## Short task
Output only the count of lines that contain "seen".

## Records for the task
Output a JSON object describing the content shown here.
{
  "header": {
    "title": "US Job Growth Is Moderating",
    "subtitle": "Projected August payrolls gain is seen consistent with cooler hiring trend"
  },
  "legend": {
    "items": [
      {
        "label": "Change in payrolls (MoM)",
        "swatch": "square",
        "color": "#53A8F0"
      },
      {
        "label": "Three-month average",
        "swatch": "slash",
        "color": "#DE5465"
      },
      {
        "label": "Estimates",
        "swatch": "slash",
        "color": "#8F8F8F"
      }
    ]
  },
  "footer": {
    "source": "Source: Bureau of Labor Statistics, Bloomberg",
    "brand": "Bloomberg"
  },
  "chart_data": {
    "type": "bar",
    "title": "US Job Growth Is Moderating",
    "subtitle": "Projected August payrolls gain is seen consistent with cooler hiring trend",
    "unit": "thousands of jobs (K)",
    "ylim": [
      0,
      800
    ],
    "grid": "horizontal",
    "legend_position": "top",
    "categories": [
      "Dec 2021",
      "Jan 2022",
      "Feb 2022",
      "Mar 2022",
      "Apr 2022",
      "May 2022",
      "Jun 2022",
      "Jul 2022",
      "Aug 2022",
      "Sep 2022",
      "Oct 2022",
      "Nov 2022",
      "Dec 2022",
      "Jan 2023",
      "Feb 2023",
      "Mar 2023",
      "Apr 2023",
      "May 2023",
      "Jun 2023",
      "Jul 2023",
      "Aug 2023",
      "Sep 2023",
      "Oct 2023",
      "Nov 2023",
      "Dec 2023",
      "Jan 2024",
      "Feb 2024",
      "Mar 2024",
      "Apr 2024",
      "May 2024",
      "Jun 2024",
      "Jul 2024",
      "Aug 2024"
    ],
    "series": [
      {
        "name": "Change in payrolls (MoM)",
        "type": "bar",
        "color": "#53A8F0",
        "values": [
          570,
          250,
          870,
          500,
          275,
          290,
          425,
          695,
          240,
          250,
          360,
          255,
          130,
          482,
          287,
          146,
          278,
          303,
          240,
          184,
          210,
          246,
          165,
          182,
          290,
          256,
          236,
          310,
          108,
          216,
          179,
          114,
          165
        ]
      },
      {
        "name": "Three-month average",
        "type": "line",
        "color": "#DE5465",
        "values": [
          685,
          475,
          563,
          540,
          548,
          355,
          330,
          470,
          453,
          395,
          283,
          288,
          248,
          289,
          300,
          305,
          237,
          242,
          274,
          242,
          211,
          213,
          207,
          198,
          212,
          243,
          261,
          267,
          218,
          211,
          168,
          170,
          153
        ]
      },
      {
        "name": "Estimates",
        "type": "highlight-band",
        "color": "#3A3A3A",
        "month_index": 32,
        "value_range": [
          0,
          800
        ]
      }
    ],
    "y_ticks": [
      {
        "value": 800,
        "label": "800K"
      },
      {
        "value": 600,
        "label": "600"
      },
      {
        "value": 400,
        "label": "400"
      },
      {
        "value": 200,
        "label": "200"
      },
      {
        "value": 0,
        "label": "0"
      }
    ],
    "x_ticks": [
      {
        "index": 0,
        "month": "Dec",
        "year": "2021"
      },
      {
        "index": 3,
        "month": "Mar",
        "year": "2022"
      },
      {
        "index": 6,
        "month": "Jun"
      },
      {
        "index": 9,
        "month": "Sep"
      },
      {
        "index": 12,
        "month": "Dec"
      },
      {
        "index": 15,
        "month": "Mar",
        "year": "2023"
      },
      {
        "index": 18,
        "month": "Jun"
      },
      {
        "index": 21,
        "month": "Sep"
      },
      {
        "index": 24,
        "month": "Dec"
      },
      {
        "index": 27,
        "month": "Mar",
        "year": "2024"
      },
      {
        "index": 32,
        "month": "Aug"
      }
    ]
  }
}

## Worked solution
2